→ **SET TASK**: Give only one thing: the number of lines that include the word "ونصف".

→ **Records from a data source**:
»»

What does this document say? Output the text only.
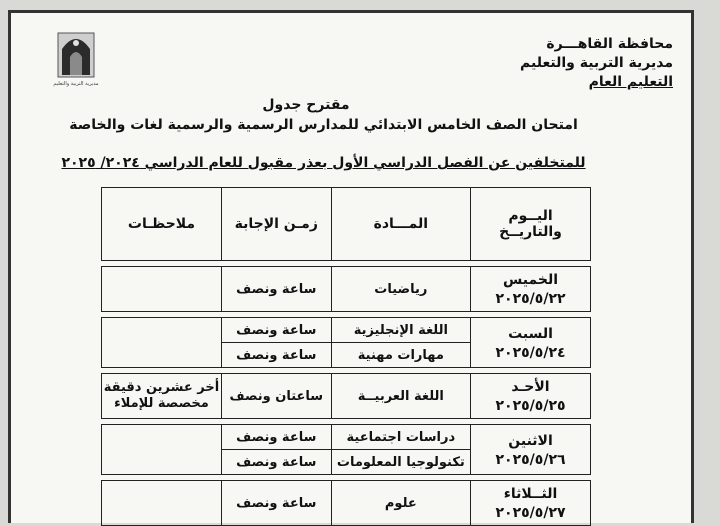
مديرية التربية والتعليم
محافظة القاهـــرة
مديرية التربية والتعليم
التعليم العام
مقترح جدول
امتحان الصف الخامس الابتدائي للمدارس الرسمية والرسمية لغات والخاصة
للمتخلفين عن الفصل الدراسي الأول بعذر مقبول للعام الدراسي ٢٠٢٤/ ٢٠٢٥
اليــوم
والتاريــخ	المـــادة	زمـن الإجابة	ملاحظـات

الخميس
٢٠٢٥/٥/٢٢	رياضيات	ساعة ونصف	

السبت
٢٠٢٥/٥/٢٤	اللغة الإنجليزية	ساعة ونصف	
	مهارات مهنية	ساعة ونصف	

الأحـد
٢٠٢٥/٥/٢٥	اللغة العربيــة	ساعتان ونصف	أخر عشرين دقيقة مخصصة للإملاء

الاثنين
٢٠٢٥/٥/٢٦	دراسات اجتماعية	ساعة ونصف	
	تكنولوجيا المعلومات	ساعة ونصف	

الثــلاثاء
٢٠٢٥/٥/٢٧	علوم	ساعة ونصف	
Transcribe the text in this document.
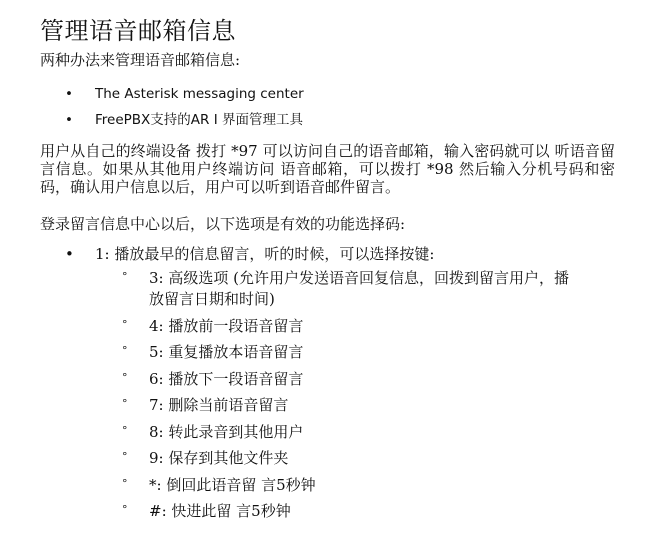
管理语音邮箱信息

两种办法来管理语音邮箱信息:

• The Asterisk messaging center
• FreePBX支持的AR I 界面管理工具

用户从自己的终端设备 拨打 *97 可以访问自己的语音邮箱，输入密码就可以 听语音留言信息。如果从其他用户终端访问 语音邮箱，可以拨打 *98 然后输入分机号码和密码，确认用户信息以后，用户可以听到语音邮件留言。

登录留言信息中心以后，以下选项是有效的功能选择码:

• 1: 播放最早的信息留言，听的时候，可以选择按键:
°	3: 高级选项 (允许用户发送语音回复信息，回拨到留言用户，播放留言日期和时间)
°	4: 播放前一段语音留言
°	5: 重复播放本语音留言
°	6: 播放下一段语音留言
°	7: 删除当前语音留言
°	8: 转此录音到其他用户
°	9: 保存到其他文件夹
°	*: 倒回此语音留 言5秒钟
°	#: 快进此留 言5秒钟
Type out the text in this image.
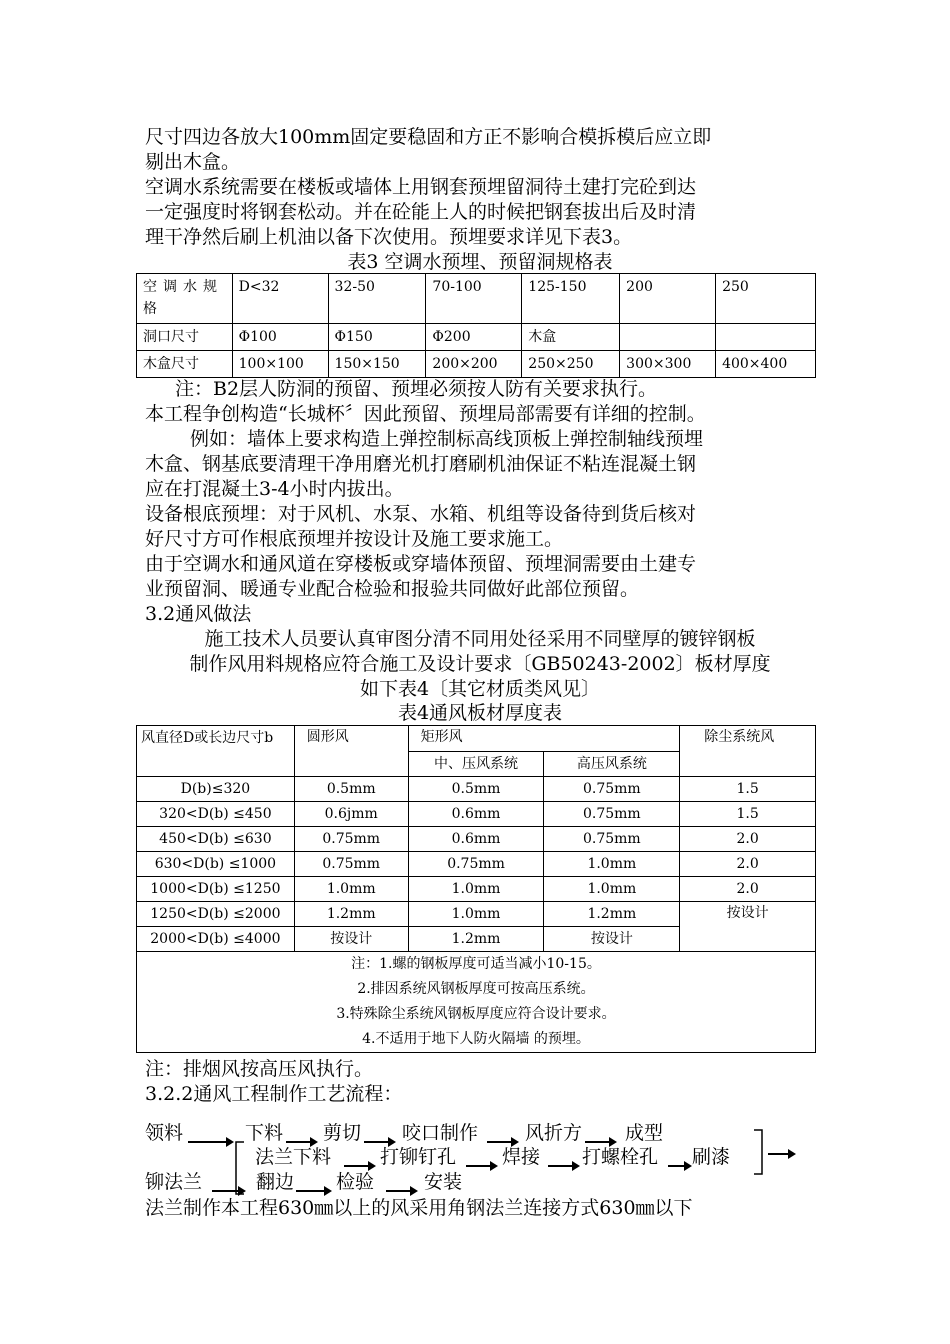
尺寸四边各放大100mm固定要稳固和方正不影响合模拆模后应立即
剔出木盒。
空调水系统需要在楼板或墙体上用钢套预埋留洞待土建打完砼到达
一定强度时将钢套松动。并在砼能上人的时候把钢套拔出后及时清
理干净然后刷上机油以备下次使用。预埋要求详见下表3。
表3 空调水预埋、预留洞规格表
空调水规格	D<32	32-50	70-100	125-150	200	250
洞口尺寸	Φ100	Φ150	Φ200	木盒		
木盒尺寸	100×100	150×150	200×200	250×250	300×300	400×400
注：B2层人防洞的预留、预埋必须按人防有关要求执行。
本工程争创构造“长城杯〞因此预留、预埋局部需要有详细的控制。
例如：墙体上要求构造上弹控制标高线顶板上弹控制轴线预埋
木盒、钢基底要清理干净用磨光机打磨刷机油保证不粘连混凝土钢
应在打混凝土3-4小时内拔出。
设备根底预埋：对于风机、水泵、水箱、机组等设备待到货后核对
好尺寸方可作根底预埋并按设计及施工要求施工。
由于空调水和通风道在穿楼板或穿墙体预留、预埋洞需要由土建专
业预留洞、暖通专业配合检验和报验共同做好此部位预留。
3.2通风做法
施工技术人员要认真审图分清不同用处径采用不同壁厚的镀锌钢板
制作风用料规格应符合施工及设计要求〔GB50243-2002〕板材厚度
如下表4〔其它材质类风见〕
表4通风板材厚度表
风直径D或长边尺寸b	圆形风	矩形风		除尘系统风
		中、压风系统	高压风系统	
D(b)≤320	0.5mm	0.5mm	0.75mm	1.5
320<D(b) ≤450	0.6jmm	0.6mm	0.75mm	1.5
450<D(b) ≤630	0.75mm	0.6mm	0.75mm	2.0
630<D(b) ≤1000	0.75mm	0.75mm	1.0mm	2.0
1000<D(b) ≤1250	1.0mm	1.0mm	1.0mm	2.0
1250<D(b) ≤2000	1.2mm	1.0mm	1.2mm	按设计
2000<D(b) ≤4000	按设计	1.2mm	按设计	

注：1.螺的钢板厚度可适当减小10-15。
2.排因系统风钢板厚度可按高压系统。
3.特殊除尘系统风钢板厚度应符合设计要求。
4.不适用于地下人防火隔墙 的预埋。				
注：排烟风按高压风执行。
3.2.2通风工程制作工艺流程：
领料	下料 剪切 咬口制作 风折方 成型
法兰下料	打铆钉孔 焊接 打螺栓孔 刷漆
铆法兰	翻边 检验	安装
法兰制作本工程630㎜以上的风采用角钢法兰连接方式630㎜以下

««

→ **RESULT FOR THIS EXERCISE**: 7